**Stated goal**:
Filter the listing below, copying every line in which the word "color" appears.

**Entries supplied**:
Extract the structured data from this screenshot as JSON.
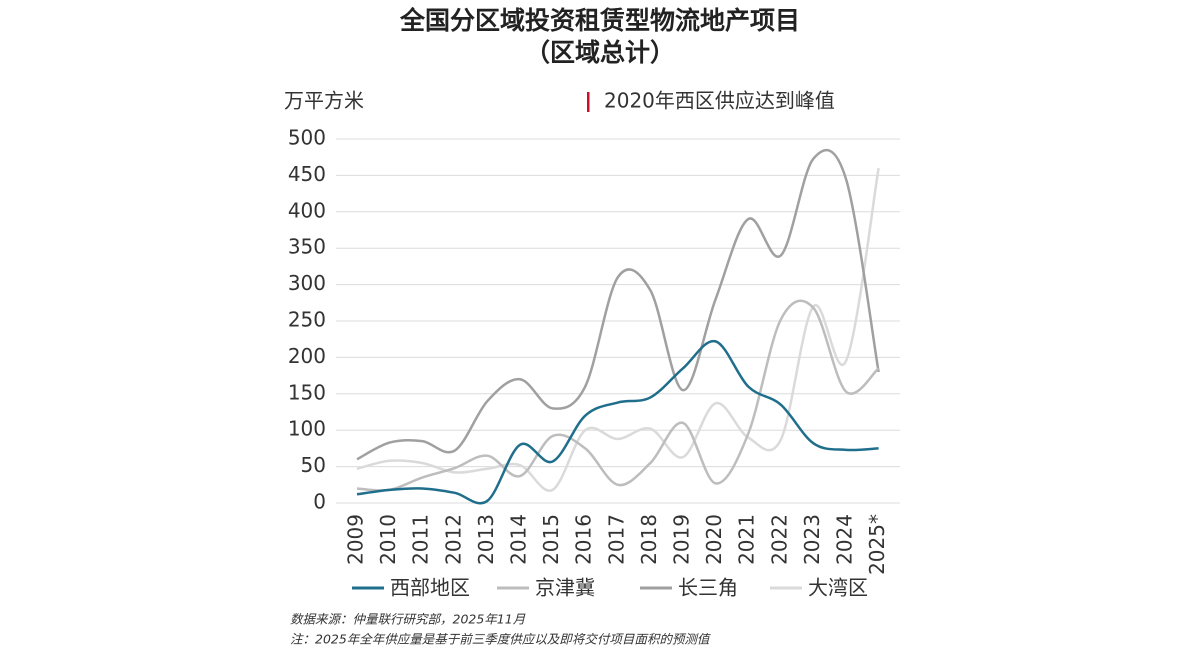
{
  "chart_data": {
    "type": "line",
    "title": "全国分区域投资租赁型物流地产项目",
    "subtitle": "（区域总计）",
    "y_label": "万平方米",
    "annotation": "2020年西区供应达到峰值",
    "categories": [
      "2009",
      "2010",
      "2011",
      "2012",
      "2013",
      "2014",
      "2015",
      "2016",
      "2017",
      "2018",
      "2019",
      "2020",
      "2021",
      "2022",
      "2023",
      "2024",
      "2025*"
    ],
    "series": [
      {
        "name": "西部地区",
        "color": "#1f6e8c",
        "values": [
          12,
          18,
          20,
          14,
          3,
          80,
          57,
          120,
          138,
          145,
          185,
          222,
          160,
          135,
          82,
          73,
          75
        ]
      },
      {
        "name": "京津冀",
        "color": "#bdbdbd",
        "values": [
          20,
          18,
          35,
          48,
          65,
          37,
          92,
          75,
          25,
          55,
          110,
          27,
          95,
          252,
          268,
          153,
          185
        ]
      },
      {
        "name": "长三角",
        "color": "#a0a0a0",
        "values": [
          60,
          83,
          85,
          72,
          140,
          170,
          130,
          160,
          310,
          292,
          155,
          280,
          390,
          340,
          473,
          445,
          180
        ]
      },
      {
        "name": "大湾区",
        "color": "#dadada",
        "values": [
          47,
          58,
          55,
          42,
          47,
          52,
          18,
          100,
          88,
          102,
          63,
          137,
          90,
          87,
          270,
          195,
          460
        ]
      }
    ],
    "ylim": [
      0,
      500
    ],
    "yticks": [
      0,
      50,
      100,
      150,
      200,
      250,
      300,
      350,
      400,
      450,
      500
    ],
    "grid": true,
    "source": "数据来源：仲量联行研究部，2025年11月",
    "note": "注：2025年全年供应量是基于前三季度供应以及即将交付项目面积的预测值"
  }
}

**Written response**:
        "color": "#1f6e8c",
        "color": "#bdbdbd",
        "color": "#a0a0a0",
        "color": "#dadada",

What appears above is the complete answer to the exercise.